- [WRITTEN PROBLEM]:
Every record below should be transcribed exactly. Omit the images.

>> start

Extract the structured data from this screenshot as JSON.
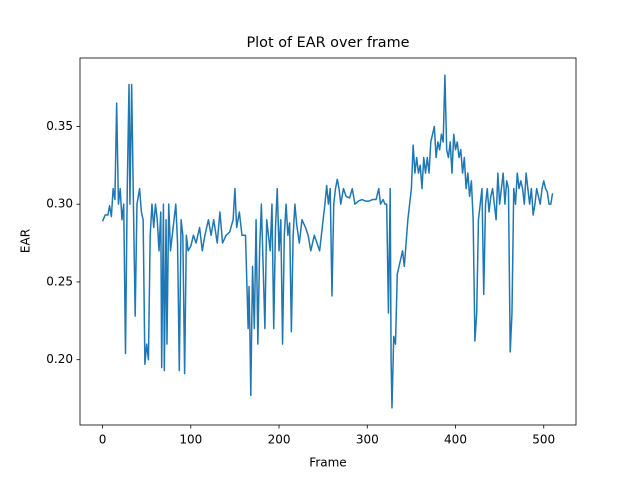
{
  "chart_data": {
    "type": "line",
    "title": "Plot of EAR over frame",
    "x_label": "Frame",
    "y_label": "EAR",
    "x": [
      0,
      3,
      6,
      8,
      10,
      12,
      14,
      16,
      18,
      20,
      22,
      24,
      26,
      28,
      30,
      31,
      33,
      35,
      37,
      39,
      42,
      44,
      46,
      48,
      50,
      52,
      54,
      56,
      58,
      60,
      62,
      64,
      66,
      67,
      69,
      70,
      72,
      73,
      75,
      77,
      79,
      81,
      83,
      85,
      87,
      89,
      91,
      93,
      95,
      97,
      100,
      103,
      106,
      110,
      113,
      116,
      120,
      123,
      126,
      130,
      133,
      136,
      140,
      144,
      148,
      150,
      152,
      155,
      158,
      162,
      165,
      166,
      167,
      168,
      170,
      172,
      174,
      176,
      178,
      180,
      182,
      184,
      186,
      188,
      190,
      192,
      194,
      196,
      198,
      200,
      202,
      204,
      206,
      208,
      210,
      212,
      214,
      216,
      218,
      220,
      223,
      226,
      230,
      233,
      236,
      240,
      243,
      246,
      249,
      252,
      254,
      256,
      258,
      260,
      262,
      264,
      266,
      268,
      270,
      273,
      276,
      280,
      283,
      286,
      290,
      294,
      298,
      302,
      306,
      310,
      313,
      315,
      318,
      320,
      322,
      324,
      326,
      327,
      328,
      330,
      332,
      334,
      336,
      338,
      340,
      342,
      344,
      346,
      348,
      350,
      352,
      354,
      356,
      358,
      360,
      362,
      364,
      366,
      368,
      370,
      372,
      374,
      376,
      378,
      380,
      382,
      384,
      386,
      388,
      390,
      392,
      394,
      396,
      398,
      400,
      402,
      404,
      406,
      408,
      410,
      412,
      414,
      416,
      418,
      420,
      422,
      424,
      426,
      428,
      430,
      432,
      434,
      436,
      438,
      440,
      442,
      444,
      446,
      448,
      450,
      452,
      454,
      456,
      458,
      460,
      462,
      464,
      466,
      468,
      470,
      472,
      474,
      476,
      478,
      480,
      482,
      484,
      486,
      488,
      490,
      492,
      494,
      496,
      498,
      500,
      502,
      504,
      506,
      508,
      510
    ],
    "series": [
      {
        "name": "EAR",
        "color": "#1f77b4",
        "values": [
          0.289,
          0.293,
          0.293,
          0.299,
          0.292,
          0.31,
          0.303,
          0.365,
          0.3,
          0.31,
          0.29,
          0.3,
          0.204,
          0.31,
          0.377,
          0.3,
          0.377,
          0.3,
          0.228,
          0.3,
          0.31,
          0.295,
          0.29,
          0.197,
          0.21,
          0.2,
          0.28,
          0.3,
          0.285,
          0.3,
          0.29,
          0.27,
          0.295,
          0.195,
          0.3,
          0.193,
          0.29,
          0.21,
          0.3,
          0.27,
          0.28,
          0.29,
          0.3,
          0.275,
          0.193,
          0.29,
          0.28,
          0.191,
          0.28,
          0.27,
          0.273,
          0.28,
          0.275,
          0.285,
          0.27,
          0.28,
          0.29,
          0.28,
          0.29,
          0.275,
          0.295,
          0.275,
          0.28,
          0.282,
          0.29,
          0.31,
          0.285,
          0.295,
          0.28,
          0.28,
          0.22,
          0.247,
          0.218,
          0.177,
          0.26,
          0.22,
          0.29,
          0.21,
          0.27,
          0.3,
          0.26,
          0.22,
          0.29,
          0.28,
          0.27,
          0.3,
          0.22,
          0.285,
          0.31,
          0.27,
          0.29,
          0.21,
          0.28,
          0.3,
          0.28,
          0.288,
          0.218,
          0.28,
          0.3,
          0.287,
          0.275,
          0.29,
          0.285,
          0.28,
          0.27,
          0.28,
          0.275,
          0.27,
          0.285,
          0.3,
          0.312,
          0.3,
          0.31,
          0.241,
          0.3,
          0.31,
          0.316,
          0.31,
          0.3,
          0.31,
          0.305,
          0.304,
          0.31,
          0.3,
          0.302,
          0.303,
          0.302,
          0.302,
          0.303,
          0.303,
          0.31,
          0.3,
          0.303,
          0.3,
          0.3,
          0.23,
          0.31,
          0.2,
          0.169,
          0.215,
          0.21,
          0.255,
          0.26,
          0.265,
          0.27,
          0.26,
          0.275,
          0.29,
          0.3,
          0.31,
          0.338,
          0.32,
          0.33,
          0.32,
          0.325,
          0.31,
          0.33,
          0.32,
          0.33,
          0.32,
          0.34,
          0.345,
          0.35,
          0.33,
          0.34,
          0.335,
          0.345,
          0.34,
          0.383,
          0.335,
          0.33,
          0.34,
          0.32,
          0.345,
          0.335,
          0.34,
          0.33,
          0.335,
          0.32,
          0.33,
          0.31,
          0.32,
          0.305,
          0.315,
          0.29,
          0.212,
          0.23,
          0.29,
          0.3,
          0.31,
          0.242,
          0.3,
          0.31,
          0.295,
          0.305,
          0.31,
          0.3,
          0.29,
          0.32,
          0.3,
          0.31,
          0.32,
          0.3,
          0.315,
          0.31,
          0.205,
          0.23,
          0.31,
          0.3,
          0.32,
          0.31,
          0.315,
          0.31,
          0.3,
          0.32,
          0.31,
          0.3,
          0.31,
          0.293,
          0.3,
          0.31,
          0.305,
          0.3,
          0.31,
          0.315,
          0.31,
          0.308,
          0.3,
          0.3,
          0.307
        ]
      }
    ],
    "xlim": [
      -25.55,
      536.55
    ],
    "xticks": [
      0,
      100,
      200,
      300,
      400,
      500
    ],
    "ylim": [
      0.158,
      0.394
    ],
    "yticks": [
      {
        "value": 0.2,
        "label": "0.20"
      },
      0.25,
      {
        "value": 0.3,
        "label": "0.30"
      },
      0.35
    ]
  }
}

>> end

- [SOLVED EXERCISE]:
Extract the structured data from this screenshot as JSON.
{
  "chart_data": {
    "type": "line",
    "title": "Plot of EAR over frame",
    "x_label": "Frame",
    "y_label": "EAR",
    "x": [
      0,
      3,
      6,
      8,
      10,
      12,
      14,
      16,
      18,
      20,
      22,
      24,
      26,
      28,
      30,
      31,
      33,
      35,
      37,
      39,
      42,
      44,
      46,
      48,
      50,
      52,
      54,
      56,
      58,
      60,
      62,
      64,
      66,
      67,
      69,
      70,
      72,
      73,
      75,
      77,
      79,
      81,
      83,
      85,
      87,
      89,
      91,
      93,
      95,
      97,
      100,
      103,
      106,
      110,
      113,
      116,
      120,
      123,
      126,
      130,
      133,
      136,
      140,
      144,
      148,
      150,
      152,
      155,
      158,
      162,
      165,
      166,
      167,
      168,
      170,
      172,
      174,
      176,
      178,
      180,
      182,
      184,
      186,
      188,
      190,
      192,
      194,
      196,
      198,
      200,
      202,
      204,
      206,
      208,
      210,
      212,
      214,
      216,
      218,
      220,
      223,
      226,
      230,
      233,
      236,
      240,
      243,
      246,
      249,
      252,
      254,
      256,
      258,
      260,
      262,
      264,
      266,
      268,
      270,
      273,
      276,
      280,
      283,
      286,
      290,
      294,
      298,
      302,
      306,
      310,
      313,
      315,
      318,
      320,
      322,
      324,
      326,
      327,
      328,
      330,
      332,
      334,
      336,
      338,
      340,
      342,
      344,
      346,
      348,
      350,
      352,
      354,
      356,
      358,
      360,
      362,
      364,
      366,
      368,
      370,
      372,
      374,
      376,
      378,
      380,
      382,
      384,
      386,
      388,
      390,
      392,
      394,
      396,
      398,
      400,
      402,
      404,
      406,
      408,
      410,
      412,
      414,
      416,
      418,
      420,
      422,
      424,
      426,
      428,
      430,
      432,
      434,
      436,
      438,
      440,
      442,
      444,
      446,
      448,
      450,
      452,
      454,
      456,
      458,
      460,
      462,
      464,
      466,
      468,
      470,
      472,
      474,
      476,
      478,
      480,
      482,
      484,
      486,
      488,
      490,
      492,
      494,
      496,
      498,
      500,
      502,
      504,
      506,
      508,
      510
    ],
    "series": [
      {
        "name": "EAR",
        "color": "#1f77b4",
        "values": [
          0.289,
          0.293,
          0.293,
          0.299,
          0.292,
          0.31,
          0.303,
          0.365,
          0.3,
          0.31,
          0.29,
          0.3,
          0.204,
          0.31,
          0.377,
          0.3,
          0.377,
          0.3,
          0.228,
          0.3,
          0.31,
          0.295,
          0.29,
          0.197,
          0.21,
          0.2,
          0.28,
          0.3,
          0.285,
          0.3,
          0.29,
          0.27,
          0.295,
          0.195,
          0.3,
          0.193,
          0.29,
          0.21,
          0.3,
          0.27,
          0.28,
          0.29,
          0.3,
          0.275,
          0.193,
          0.29,
          0.28,
          0.191,
          0.28,
          0.27,
          0.273,
          0.28,
          0.275,
          0.285,
          0.27,
          0.28,
          0.29,
          0.28,
          0.29,
          0.275,
          0.295,
          0.275,
          0.28,
          0.282,
          0.29,
          0.31,
          0.285,
          0.295,
          0.28,
          0.28,
          0.22,
          0.247,
          0.218,
          0.177,
          0.26,
          0.22,
          0.29,
          0.21,
          0.27,
          0.3,
          0.26,
          0.22,
          0.29,
          0.28,
          0.27,
          0.3,
          0.22,
          0.285,
          0.31,
          0.27,
          0.29,
          0.21,
          0.28,
          0.3,
          0.28,
          0.288,
          0.218,
          0.28,
          0.3,
          0.287,
          0.275,
          0.29,
          0.285,
          0.28,
          0.27,
          0.28,
          0.275,
          0.27,
          0.285,
          0.3,
          0.312,
          0.3,
          0.31,
          0.241,
          0.3,
          0.31,
          0.316,
          0.31,
          0.3,
          0.31,
          0.305,
          0.304,
          0.31,
          0.3,
          0.302,
          0.303,
          0.302,
          0.302,
          0.303,
          0.303,
          0.31,
          0.3,
          0.303,
          0.3,
          0.3,
          0.23,
          0.31,
          0.2,
          0.169,
          0.215,
          0.21,
          0.255,
          0.26,
          0.265,
          0.27,
          0.26,
          0.275,
          0.29,
          0.3,
          0.31,
          0.338,
          0.32,
          0.33,
          0.32,
          0.325,
          0.31,
          0.33,
          0.32,
          0.33,
          0.32,
          0.34,
          0.345,
          0.35,
          0.33,
          0.34,
          0.335,
          0.345,
          0.34,
          0.383,
          0.335,
          0.33,
          0.34,
          0.32,
          0.345,
          0.335,
          0.34,
          0.33,
          0.335,
          0.32,
          0.33,
          0.31,
          0.32,
          0.305,
          0.315,
          0.29,
          0.212,
          0.23,
          0.29,
          0.3,
          0.31,
          0.242,
          0.3,
          0.31,
          0.295,
          0.305,
          0.31,
          0.3,
          0.29,
          0.32,
          0.3,
          0.31,
          0.32,
          0.3,
          0.315,
          0.31,
          0.205,
          0.23,
          0.31,
          0.3,
          0.32,
          0.31,
          0.315,
          0.31,
          0.3,
          0.32,
          0.31,
          0.3,
          0.31,
          0.293,
          0.3,
          0.31,
          0.305,
          0.3,
          0.31,
          0.315,
          0.31,
          0.308,
          0.3,
          0.3,
          0.307
        ]
      }
    ],
    "xlim": [
      -25.55,
      536.55
    ],
    "xticks": [
      0,
      100,
      200,
      300,
      400,
      500
    ],
    "ylim": [
      0.158,
      0.394
    ],
    "yticks": [
      {
        "value": 0.2,
        "label": "0.20"
      },
      0.25,
      {
        "value": 0.3,
        "label": "0.30"
      },
      0.35
    ]
  }
}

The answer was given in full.